══ INPUT RECORDS ══

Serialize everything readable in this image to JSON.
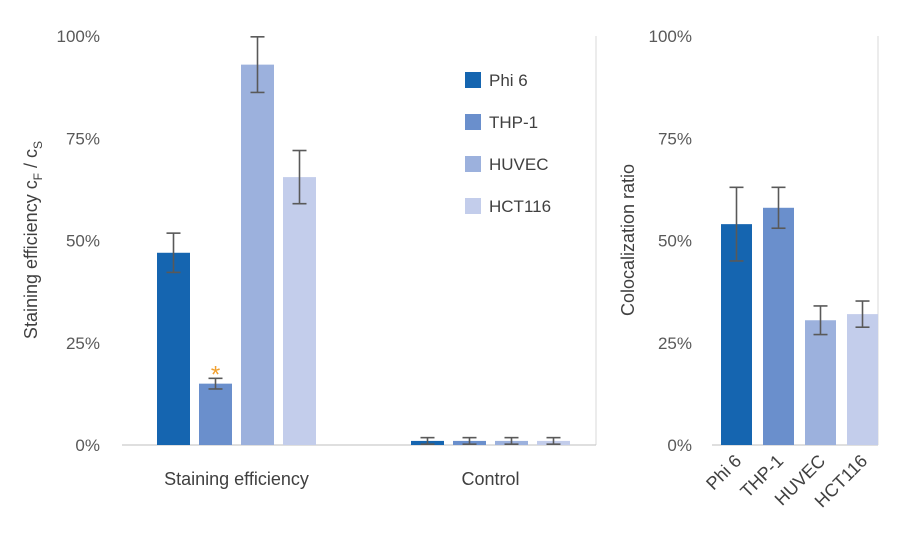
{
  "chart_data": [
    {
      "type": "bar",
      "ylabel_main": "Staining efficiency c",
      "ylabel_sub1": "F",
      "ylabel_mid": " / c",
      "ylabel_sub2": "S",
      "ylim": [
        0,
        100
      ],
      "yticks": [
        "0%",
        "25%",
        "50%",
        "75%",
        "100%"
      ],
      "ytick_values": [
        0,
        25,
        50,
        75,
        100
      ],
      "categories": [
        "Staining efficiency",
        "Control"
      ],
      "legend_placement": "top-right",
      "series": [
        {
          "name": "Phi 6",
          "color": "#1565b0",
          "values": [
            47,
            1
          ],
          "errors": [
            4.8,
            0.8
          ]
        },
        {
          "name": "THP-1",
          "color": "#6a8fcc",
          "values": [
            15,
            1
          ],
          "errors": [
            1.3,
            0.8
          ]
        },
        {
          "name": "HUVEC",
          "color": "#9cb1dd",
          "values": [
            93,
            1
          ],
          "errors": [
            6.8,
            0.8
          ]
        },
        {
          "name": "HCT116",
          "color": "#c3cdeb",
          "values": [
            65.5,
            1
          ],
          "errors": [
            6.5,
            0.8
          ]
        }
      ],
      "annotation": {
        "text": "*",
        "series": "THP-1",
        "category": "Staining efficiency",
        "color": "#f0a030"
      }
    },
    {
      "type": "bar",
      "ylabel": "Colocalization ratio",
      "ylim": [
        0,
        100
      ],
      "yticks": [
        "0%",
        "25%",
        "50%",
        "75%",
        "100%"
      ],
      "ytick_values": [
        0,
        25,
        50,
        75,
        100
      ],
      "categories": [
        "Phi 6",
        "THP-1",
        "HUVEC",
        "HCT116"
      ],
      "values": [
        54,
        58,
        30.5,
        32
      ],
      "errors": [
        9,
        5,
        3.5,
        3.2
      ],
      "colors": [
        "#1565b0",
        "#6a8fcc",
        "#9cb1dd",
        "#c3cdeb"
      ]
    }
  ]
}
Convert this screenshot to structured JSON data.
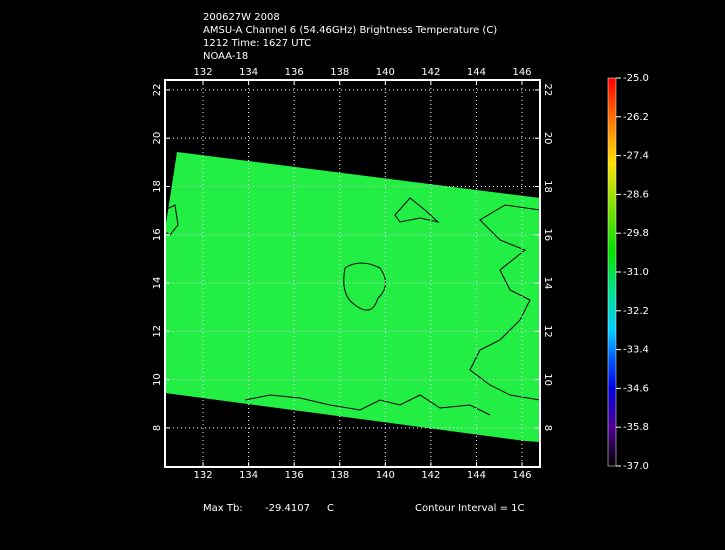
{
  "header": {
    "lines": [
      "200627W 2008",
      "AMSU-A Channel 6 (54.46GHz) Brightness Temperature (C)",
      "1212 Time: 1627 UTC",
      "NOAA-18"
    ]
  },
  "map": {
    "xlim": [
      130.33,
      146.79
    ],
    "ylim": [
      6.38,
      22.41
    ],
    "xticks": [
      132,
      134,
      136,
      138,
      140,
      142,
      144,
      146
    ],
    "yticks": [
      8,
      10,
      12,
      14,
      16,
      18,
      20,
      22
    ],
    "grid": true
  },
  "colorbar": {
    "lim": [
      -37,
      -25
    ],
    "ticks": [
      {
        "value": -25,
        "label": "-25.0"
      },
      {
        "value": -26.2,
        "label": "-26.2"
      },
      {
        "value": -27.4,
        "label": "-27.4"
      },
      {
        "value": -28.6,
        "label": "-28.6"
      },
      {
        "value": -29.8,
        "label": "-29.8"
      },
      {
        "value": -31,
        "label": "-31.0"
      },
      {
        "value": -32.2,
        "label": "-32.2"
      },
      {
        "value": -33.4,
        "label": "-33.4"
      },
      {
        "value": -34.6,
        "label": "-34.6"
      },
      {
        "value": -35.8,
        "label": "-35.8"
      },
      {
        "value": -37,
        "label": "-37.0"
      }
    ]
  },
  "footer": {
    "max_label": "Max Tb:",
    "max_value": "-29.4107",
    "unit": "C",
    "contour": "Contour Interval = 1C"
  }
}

═══

SHORT PROBLEM: Each line from the one containing "Convert this screenshot" through the last line of the entries above is to be extracted exactly. Pictures are not part of the copy.

FULL ANSWER:
Convert this screenshot to structured JSON data.
{
  "header": {
    "lines": [
      "200627W 2008",
      "AMSU-A Channel 6 (54.46GHz) Brightness Temperature (C)",
      "1212 Time: 1627 UTC",
      "NOAA-18"
    ]
  },
  "map": {
    "xlim": [
      130.33,
      146.79
    ],
    "ylim": [
      6.38,
      22.41
    ],
    "xticks": [
      132,
      134,
      136,
      138,
      140,
      142,
      144,
      146
    ],
    "yticks": [
      8,
      10,
      12,
      14,
      16,
      18,
      20,
      22
    ],
    "grid": true
  },
  "colorbar": {
    "lim": [
      -37,
      -25
    ],
    "ticks": [
      {
        "value": -25,
        "label": "-25.0"
      },
      {
        "value": -26.2,
        "label": "-26.2"
      },
      {
        "value": -27.4,
        "label": "-27.4"
      },
      {
        "value": -28.6,
        "label": "-28.6"
      },
      {
        "value": -29.8,
        "label": "-29.8"
      },
      {
        "value": -31,
        "label": "-31.0"
      },
      {
        "value": -32.2,
        "label": "-32.2"
      },
      {
        "value": -33.4,
        "label": "-33.4"
      },
      {
        "value": -34.6,
        "label": "-34.6"
      },
      {
        "value": -35.8,
        "label": "-35.8"
      },
      {
        "value": -37,
        "label": "-37.0"
      }
    ]
  },
  "footer": {
    "max_label": "Max Tb:",
    "max_value": "-29.4107",
    "unit": "C",
    "contour": "Contour Interval = 1C"
  }
}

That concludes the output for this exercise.